## WHAT YOU WILL DO
Using the listing below, copy every line that mentions "ylabel".

***** RECORDS FOR THIS EXERCISE *****

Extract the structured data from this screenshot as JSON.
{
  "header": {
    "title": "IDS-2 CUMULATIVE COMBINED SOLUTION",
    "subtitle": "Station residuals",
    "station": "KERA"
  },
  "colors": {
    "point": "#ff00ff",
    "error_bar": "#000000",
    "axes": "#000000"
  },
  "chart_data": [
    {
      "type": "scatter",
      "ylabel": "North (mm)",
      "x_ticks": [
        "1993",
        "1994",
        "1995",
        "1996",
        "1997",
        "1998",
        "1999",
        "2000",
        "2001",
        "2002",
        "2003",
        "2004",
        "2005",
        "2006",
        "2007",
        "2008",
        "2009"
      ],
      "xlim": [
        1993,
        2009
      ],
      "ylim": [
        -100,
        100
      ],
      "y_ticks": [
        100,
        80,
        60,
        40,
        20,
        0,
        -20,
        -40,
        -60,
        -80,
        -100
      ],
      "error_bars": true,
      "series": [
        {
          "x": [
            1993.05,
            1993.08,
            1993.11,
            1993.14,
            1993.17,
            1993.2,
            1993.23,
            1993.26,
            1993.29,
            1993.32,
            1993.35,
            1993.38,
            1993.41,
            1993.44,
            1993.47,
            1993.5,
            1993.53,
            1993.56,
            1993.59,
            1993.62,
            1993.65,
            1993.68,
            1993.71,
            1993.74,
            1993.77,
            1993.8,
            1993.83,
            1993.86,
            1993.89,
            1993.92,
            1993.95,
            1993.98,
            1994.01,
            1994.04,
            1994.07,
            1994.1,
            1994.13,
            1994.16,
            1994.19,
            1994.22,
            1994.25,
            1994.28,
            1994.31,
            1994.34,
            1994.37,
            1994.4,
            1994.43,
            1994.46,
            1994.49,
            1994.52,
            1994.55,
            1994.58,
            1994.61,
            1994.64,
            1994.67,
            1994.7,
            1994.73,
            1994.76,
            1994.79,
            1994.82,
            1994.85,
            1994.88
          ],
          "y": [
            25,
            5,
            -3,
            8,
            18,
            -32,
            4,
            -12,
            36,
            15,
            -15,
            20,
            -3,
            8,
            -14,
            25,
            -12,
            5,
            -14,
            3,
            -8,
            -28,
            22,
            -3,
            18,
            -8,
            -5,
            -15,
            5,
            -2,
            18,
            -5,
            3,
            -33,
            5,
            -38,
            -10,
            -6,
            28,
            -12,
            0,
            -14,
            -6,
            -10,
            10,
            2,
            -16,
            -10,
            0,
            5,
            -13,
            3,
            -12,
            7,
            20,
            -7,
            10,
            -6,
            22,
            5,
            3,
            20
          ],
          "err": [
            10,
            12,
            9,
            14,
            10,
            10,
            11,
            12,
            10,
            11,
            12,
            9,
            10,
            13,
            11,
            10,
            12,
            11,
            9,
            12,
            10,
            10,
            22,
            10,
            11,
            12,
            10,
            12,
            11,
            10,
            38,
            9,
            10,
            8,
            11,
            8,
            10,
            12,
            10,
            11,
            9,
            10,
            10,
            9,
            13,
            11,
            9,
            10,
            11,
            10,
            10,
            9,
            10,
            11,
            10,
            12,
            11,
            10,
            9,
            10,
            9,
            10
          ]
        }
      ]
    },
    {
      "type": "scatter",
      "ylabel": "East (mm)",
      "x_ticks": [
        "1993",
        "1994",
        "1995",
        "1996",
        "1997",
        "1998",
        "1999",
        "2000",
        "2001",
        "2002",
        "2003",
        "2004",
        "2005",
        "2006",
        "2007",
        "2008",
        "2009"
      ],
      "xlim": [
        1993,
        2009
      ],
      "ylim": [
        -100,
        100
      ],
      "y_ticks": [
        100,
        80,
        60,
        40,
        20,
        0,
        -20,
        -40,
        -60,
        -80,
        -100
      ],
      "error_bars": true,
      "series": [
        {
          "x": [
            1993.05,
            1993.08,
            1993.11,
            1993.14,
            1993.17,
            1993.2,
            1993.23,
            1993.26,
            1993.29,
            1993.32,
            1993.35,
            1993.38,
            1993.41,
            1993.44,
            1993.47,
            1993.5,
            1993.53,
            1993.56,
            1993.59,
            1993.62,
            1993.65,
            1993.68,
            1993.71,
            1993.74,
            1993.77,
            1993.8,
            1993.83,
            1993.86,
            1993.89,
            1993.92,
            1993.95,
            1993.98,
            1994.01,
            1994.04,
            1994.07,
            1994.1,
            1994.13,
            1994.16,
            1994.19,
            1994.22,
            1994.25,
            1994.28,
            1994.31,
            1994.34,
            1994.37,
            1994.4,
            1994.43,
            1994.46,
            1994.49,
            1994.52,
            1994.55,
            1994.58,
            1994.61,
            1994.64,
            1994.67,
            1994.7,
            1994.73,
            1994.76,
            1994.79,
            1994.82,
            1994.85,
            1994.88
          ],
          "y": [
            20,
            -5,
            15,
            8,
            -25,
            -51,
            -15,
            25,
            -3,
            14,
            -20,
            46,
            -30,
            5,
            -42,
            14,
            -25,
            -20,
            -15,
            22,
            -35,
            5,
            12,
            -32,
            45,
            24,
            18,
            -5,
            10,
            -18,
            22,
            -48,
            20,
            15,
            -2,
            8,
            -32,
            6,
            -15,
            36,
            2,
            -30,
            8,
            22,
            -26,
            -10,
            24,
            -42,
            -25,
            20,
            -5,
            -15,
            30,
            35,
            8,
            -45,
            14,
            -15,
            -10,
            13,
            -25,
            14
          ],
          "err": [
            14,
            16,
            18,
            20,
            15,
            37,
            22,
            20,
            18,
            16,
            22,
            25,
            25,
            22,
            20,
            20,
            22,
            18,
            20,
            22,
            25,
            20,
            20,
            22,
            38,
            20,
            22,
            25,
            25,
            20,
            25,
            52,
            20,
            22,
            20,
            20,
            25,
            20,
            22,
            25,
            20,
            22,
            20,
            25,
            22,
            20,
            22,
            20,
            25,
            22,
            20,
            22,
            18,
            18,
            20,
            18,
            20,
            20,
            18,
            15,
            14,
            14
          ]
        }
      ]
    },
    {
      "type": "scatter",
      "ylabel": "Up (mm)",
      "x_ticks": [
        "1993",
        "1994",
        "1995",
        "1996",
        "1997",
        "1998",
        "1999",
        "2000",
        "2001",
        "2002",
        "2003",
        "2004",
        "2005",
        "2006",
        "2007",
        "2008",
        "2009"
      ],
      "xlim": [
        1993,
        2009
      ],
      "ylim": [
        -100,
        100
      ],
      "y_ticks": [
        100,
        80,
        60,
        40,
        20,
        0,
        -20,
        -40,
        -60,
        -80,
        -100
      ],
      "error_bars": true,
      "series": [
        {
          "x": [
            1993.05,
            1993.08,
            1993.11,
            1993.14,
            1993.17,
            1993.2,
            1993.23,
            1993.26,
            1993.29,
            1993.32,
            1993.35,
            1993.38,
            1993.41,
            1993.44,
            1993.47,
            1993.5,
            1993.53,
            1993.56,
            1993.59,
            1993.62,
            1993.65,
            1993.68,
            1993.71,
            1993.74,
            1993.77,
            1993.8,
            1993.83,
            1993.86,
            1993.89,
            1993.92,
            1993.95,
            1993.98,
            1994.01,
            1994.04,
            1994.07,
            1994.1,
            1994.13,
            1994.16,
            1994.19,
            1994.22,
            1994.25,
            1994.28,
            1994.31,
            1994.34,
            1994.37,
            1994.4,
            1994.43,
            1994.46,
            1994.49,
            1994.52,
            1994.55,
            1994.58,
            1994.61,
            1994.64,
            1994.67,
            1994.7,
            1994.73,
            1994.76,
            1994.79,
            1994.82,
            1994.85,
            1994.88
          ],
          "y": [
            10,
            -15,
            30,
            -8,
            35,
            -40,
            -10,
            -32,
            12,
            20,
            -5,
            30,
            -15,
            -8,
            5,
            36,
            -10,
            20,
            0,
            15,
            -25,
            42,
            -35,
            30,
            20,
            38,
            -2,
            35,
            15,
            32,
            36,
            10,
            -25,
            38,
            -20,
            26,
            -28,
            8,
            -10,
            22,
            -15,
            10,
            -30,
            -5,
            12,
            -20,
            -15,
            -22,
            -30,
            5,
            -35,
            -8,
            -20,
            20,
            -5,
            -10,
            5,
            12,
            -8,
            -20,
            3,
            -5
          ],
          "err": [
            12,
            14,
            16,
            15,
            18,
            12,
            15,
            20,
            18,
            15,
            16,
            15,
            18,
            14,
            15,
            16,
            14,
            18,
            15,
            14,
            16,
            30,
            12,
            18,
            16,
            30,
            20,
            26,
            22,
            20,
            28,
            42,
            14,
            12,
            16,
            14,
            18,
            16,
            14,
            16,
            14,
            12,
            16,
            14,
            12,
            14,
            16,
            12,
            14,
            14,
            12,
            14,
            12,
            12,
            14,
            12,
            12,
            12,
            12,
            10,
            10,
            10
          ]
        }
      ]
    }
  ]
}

*****

## RESULT BELOW
      "ylabel": "North (mm)",
      "ylabel": "East (mm)",
      "ylabel": "Up (mm)",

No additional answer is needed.